PROBLEM DETAILS: How many lines in this data contain the string "name"? Reply with the number only.

GIVEN RECORDS:

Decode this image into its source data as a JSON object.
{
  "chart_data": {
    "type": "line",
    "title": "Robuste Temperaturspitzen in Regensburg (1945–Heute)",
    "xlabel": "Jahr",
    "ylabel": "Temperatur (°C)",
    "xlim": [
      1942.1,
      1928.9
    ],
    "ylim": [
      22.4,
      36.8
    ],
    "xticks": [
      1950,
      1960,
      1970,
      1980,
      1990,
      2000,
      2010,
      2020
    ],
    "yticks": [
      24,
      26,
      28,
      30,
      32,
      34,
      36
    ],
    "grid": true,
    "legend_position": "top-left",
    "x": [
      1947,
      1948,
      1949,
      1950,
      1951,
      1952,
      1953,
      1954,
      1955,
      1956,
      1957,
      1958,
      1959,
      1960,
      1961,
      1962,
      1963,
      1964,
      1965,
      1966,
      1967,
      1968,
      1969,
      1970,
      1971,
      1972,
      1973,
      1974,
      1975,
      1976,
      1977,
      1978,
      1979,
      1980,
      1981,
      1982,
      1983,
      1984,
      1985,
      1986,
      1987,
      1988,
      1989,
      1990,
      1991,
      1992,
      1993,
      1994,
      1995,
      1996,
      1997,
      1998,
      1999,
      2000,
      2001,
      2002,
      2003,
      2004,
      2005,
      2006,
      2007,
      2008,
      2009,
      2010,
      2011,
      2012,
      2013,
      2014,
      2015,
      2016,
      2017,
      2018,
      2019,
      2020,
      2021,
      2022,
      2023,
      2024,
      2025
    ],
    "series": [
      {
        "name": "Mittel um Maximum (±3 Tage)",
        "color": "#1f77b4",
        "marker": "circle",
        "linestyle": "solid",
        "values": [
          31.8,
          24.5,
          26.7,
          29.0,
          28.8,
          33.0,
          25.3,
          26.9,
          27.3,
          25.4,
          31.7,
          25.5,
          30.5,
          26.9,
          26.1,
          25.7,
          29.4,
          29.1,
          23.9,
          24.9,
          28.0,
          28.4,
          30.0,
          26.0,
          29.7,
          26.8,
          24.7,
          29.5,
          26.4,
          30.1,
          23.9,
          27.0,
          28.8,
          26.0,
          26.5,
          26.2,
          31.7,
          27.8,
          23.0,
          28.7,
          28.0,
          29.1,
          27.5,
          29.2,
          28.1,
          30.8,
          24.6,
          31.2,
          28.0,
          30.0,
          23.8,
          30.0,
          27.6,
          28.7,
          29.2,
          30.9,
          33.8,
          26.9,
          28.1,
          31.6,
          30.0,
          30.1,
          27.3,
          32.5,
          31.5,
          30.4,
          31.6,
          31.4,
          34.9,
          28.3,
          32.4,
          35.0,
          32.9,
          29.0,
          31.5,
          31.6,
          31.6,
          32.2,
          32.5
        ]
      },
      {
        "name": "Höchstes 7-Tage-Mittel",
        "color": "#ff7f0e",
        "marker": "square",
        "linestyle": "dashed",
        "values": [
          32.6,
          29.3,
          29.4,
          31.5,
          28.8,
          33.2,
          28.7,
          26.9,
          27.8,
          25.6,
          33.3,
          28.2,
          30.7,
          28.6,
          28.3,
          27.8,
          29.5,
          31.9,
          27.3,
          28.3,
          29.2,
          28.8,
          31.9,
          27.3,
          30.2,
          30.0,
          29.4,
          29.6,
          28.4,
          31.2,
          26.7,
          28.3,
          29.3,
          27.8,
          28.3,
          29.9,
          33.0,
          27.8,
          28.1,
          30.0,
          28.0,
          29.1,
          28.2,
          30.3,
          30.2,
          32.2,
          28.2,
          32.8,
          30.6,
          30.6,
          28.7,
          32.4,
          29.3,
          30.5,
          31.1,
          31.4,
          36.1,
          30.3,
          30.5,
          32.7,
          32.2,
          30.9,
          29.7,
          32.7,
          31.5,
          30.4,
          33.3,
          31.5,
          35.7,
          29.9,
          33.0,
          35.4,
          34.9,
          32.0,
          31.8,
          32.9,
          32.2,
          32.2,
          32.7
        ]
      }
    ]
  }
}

EXPECTED OUTPUT: 2